Task instructions ->
Carry none of the pictures over; set down the material below exactly.
■ ■ ■
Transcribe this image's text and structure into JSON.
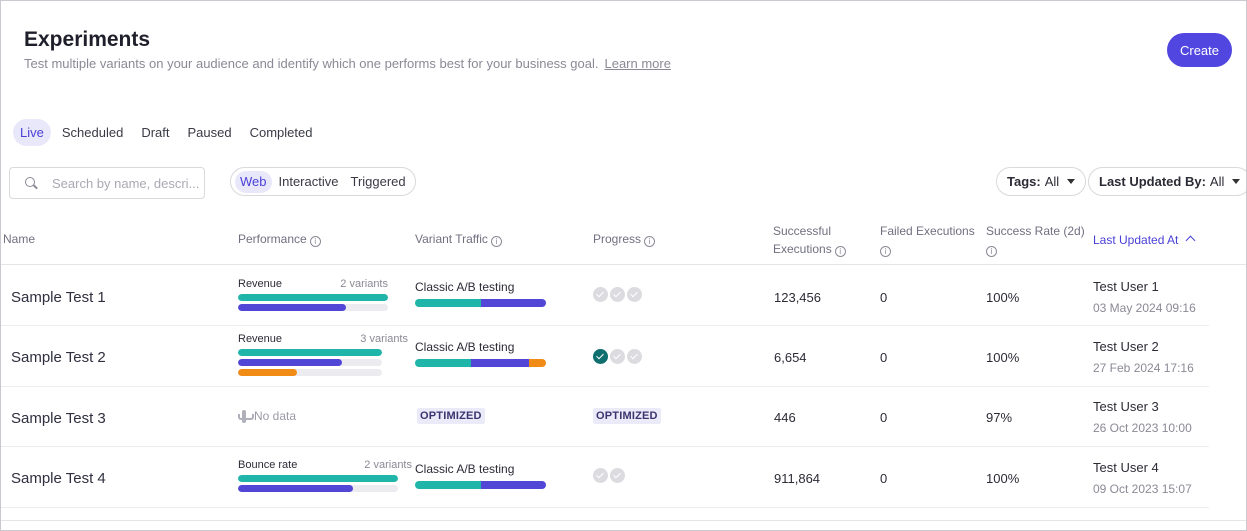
{
  "header": {
    "title": "Experiments",
    "subtitle": "Test multiple variants on your audience and identify which one performs best for your business goal.",
    "learn_more": "Learn more",
    "create_label": "Create"
  },
  "status_tabs": [
    "Live",
    "Scheduled",
    "Draft",
    "Paused",
    "Completed"
  ],
  "search": {
    "placeholder": "Search by name, descri..."
  },
  "type_tabs": [
    "Web",
    "Interactive",
    "Triggered"
  ],
  "filters": {
    "tags_label": "Tags:",
    "tags_value": "All",
    "updated_label": "Last Updated By:",
    "updated_value": "All"
  },
  "columns": {
    "name": "Name",
    "performance": "Performance",
    "variant_traffic": "Variant Traffic",
    "progress": "Progress",
    "successful_1": "Successful",
    "successful_2": "Executions",
    "failed": "Failed Executions",
    "success_rate": "Success Rate (2d)",
    "last_updated": "Last Updated At"
  },
  "colors": {
    "teal": "#1fb5a8",
    "purple": "#5146d6",
    "orange": "#f08c16",
    "accent": "#5146e0"
  },
  "rows": [
    {
      "name": "Sample Test 1",
      "perf_metric": "Revenue",
      "perf_variants": "2 variants",
      "perf_bars": [
        {
          "fill": 1.0,
          "color": "teal"
        },
        {
          "fill": 0.72,
          "color": "purple"
        }
      ],
      "traffic_label": "Classic A/B testing",
      "traffic": [
        {
          "share": 0.5,
          "color": "teal"
        },
        {
          "share": 0.5,
          "color": "purple"
        }
      ],
      "progress": [
        "pending",
        "pending",
        "pending"
      ],
      "successful": "123,456",
      "failed": "0",
      "success_rate": "100%",
      "user": "Test User 1",
      "date": "03 May 2024 09:16"
    },
    {
      "name": "Sample Test 2",
      "perf_metric": "Revenue",
      "perf_variants": "3 variants",
      "perf_bars": [
        {
          "fill": 1.0,
          "color": "teal"
        },
        {
          "fill": 0.72,
          "color": "purple"
        },
        {
          "fill": 0.41,
          "color": "orange"
        }
      ],
      "traffic_label": "Classic A/B testing",
      "traffic": [
        {
          "share": 0.43,
          "color": "teal"
        },
        {
          "share": 0.44,
          "color": "purple"
        },
        {
          "share": 0.13,
          "color": "orange"
        }
      ],
      "progress": [
        "done",
        "pending",
        "pending"
      ],
      "successful": "6,654",
      "failed": "0",
      "success_rate": "100%",
      "user": "Test User 2",
      "date": "27 Feb 2024 17:16"
    },
    {
      "name": "Sample Test 3",
      "no_data": "No data",
      "traffic_badge": "OPTIMIZED",
      "progress_badge": "OPTIMIZED",
      "successful": "446",
      "failed": "0",
      "success_rate": "97%",
      "user": "Test User 3",
      "date": "26 Oct 2023 10:00"
    },
    {
      "name": "Sample Test 4",
      "perf_metric": "Bounce rate",
      "perf_variants": "2 variants",
      "perf_bars": [
        {
          "fill": 1.0,
          "color": "teal"
        },
        {
          "fill": 0.72,
          "color": "purple"
        }
      ],
      "traffic_label": "Classic A/B testing",
      "traffic": [
        {
          "share": 0.5,
          "color": "teal"
        },
        {
          "share": 0.5,
          "color": "purple"
        }
      ],
      "progress": [
        "pending",
        "pending"
      ],
      "successful": "911,864",
      "failed": "0",
      "success_rate": "100%",
      "user": "Test User 4",
      "date": "09 Oct 2023 15:07"
    }
  ]
}
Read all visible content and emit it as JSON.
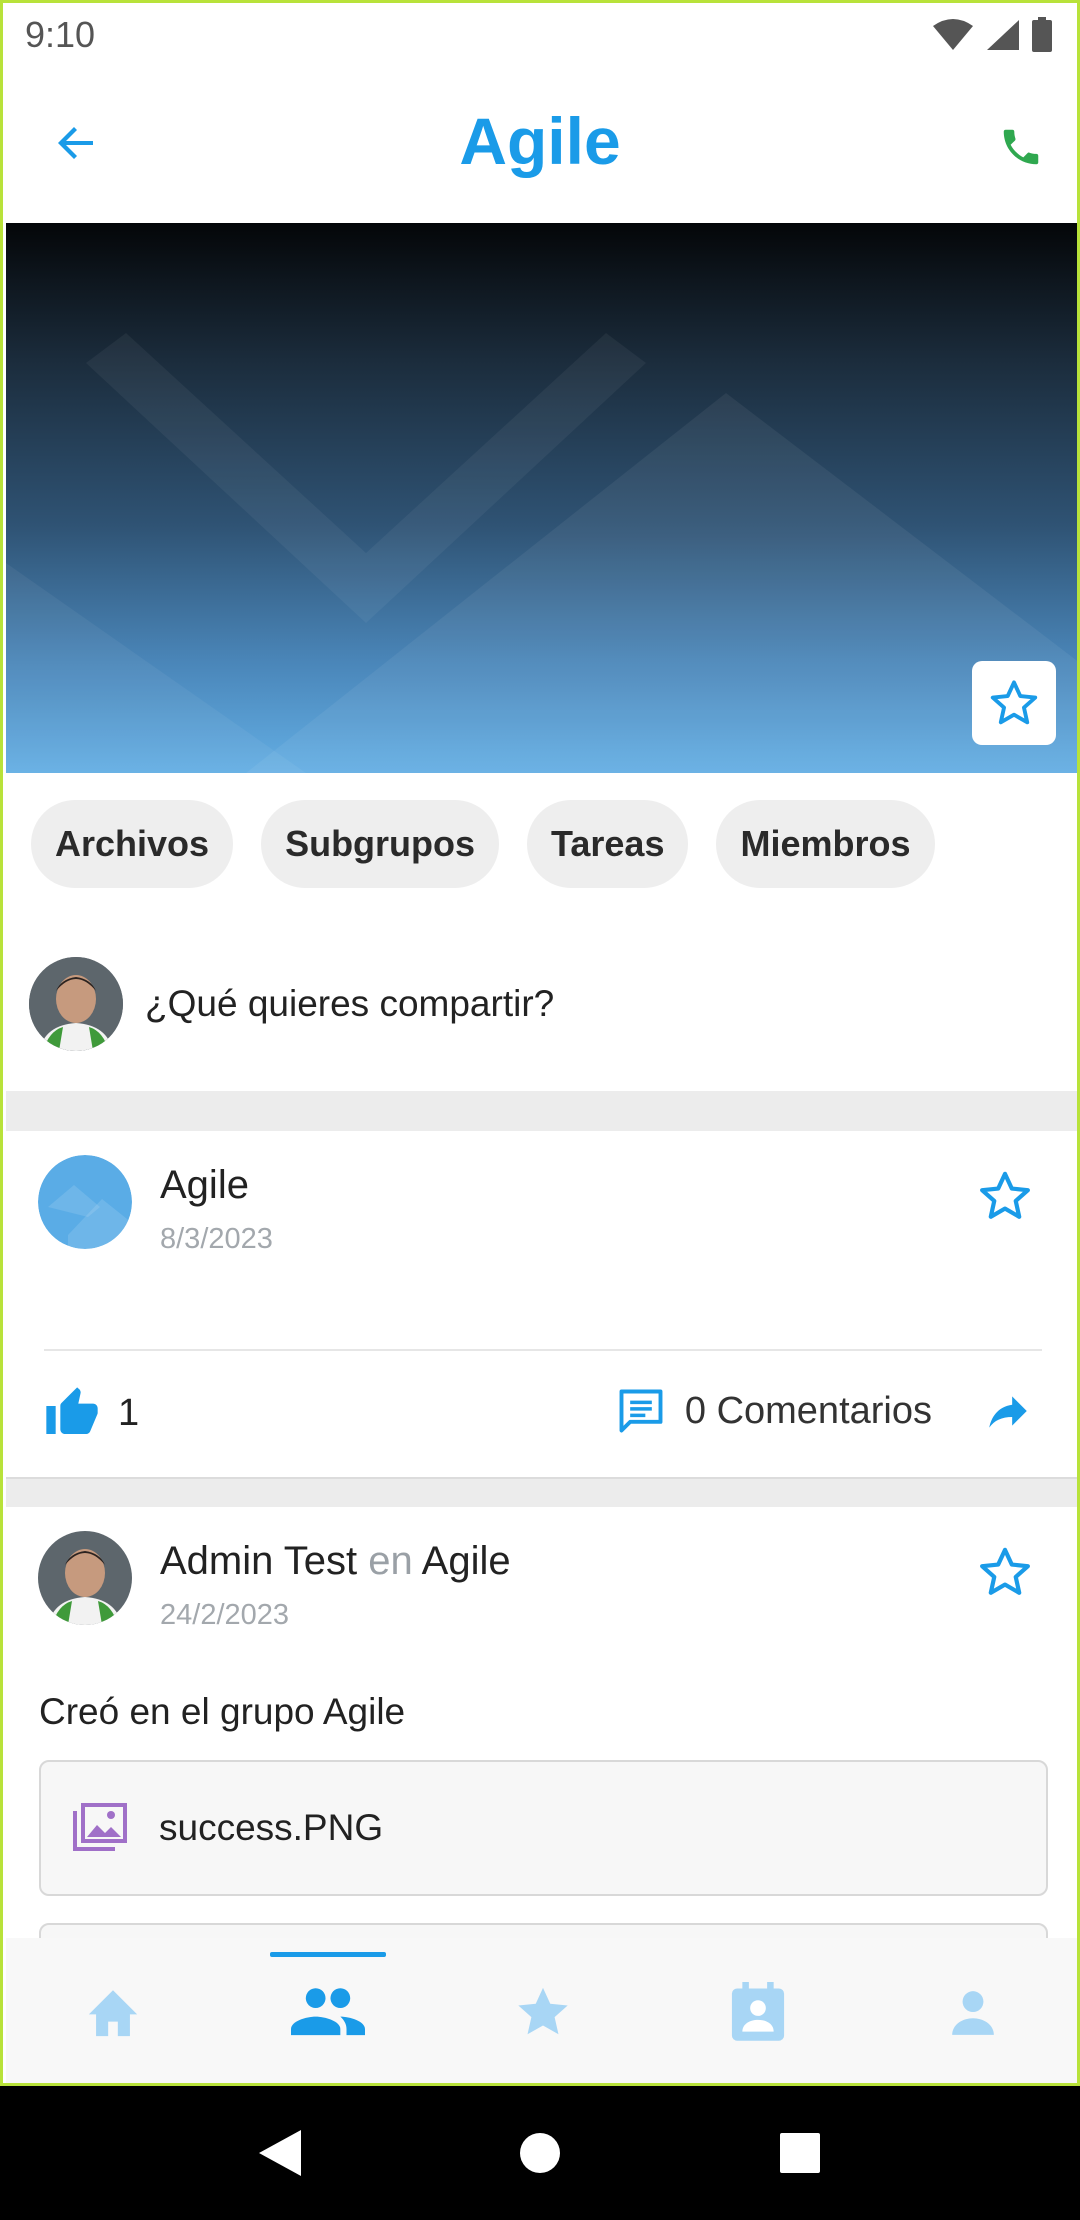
{
  "status_bar": {
    "time": "9:10"
  },
  "header": {
    "title": "Agile"
  },
  "chips": [
    "Archivos",
    "Subgrupos",
    "Tareas",
    "Miembros"
  ],
  "composer": {
    "prompt": "¿Qué quieres compartir?"
  },
  "posts": [
    {
      "author": "Agile",
      "date": "8/3/2023",
      "likes": "1",
      "comments": "0 Comentarios"
    },
    {
      "author": "Admin Test",
      "connector": "en",
      "group": "Agile",
      "date": "24/2/2023",
      "body": "Creó en el grupo Agile",
      "attachment": "success.PNG"
    }
  ],
  "bottom_nav": {
    "items": [
      "home-icon",
      "groups-icon",
      "favorites-icon",
      "calendar-badge-icon",
      "profile-icon"
    ],
    "active": "groups-icon"
  },
  "colors": {
    "accent": "#1a9be8",
    "nav_inactive": "#a8d6f5",
    "call": "#2fa84f",
    "attachment_icon": "#a070c8"
  }
}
■ ■ ■
Task solution ->
Transcribe this image's text and structure into JSON.
{
  "header": {
    "title": "Experiments",
    "subtitle": "Test multiple variants on your audience and identify which one performs best for your business goal.",
    "learn_more": "Learn more",
    "create_label": "Create"
  },
  "status_tabs": [
    "Live",
    "Scheduled",
    "Draft",
    "Paused",
    "Completed"
  ],
  "search": {
    "placeholder": "Search by name, descri..."
  },
  "type_tabs": [
    "Web",
    "Interactive",
    "Triggered"
  ],
  "filters": {
    "tags_label": "Tags:",
    "tags_value": "All",
    "updated_label": "Last Updated By:",
    "updated_value": "All"
  },
  "columns": {
    "name": "Name",
    "performance": "Performance",
    "variant_traffic": "Variant Traffic",
    "progress": "Progress",
    "successful_1": "Successful",
    "successful_2": "Executions",
    "failed": "Failed Executions",
    "success_rate": "Success Rate (2d)",
    "last_updated": "Last Updated At"
  },
  "colors": {
    "teal": "#1fb5a8",
    "purple": "#5146d6",
    "orange": "#f08c16",
    "accent": "#5146e0"
  },
  "rows": [
    {
      "name": "Sample Test 1",
      "perf_metric": "Revenue",
      "perf_variants": "2 variants",
      "perf_bars": [
        {
          "fill": 1.0,
          "color": "teal"
        },
        {
          "fill": 0.72,
          "color": "purple"
        }
      ],
      "traffic_label": "Classic A/B testing",
      "traffic": [
        {
          "share": 0.5,
          "color": "teal"
        },
        {
          "share": 0.5,
          "color": "purple"
        }
      ],
      "progress": [
        "pending",
        "pending",
        "pending"
      ],
      "successful": "123,456",
      "failed": "0",
      "success_rate": "100%",
      "user": "Test User 1",
      "date": "03 May 2024 09:16"
    },
    {
      "name": "Sample Test 2",
      "perf_metric": "Revenue",
      "perf_variants": "3 variants",
      "perf_bars": [
        {
          "fill": 1.0,
          "color": "teal"
        },
        {
          "fill": 0.72,
          "color": "purple"
        },
        {
          "fill": 0.41,
          "color": "orange"
        }
      ],
      "traffic_label": "Classic A/B testing",
      "traffic": [
        {
          "share": 0.43,
          "color": "teal"
        },
        {
          "share": 0.44,
          "color": "purple"
        },
        {
          "share": 0.13,
          "color": "orange"
        }
      ],
      "progress": [
        "done",
        "pending",
        "pending"
      ],
      "successful": "6,654",
      "failed": "0",
      "success_rate": "100%",
      "user": "Test User 2",
      "date": "27 Feb 2024 17:16"
    },
    {
      "name": "Sample Test 3",
      "no_data": "No data",
      "traffic_badge": "OPTIMIZED",
      "progress_badge": "OPTIMIZED",
      "successful": "446",
      "failed": "0",
      "success_rate": "97%",
      "user": "Test User 3",
      "date": "26 Oct 2023 10:00"
    },
    {
      "name": "Sample Test 4",
      "perf_metric": "Bounce rate",
      "perf_variants": "2 variants",
      "perf_bars": [
        {
          "fill": 1.0,
          "color": "teal"
        },
        {
          "fill": 0.72,
          "color": "purple"
        }
      ],
      "traffic_label": "Classic A/B testing",
      "traffic": [
        {
          "share": 0.5,
          "color": "teal"
        },
        {
          "share": 0.5,
          "color": "purple"
        }
      ],
      "progress": [
        "pending",
        "pending"
      ],
      "successful": "911,864",
      "failed": "0",
      "success_rate": "100%",
      "user": "Test User 4",
      "date": "09 Oct 2023 15:07"
    }
  ]
}
Read all visible content and emit it as JSON.
{
  "status_bar": {
    "time": "9:10"
  },
  "header": {
    "title": "Agile"
  },
  "chips": [
    "Archivos",
    "Subgrupos",
    "Tareas",
    "Miembros"
  ],
  "composer": {
    "prompt": "¿Qué quieres compartir?"
  },
  "posts": [
    {
      "author": "Agile",
      "date": "8/3/2023",
      "likes": "1",
      "comments": "0 Comentarios"
    },
    {
      "author": "Admin Test",
      "connector": "en",
      "group": "Agile",
      "date": "24/2/2023",
      "body": "Creó en el grupo Agile",
      "attachment": "success.PNG"
    }
  ],
  "bottom_nav": {
    "items": [
      "home-icon",
      "groups-icon",
      "favorites-icon",
      "calendar-badge-icon",
      "profile-icon"
    ],
    "active": "groups-icon"
  },
  "colors": {
    "accent": "#1a9be8",
    "nav_inactive": "#a8d6f5",
    "call": "#2fa84f",
    "attachment_icon": "#a070c8"
  }
}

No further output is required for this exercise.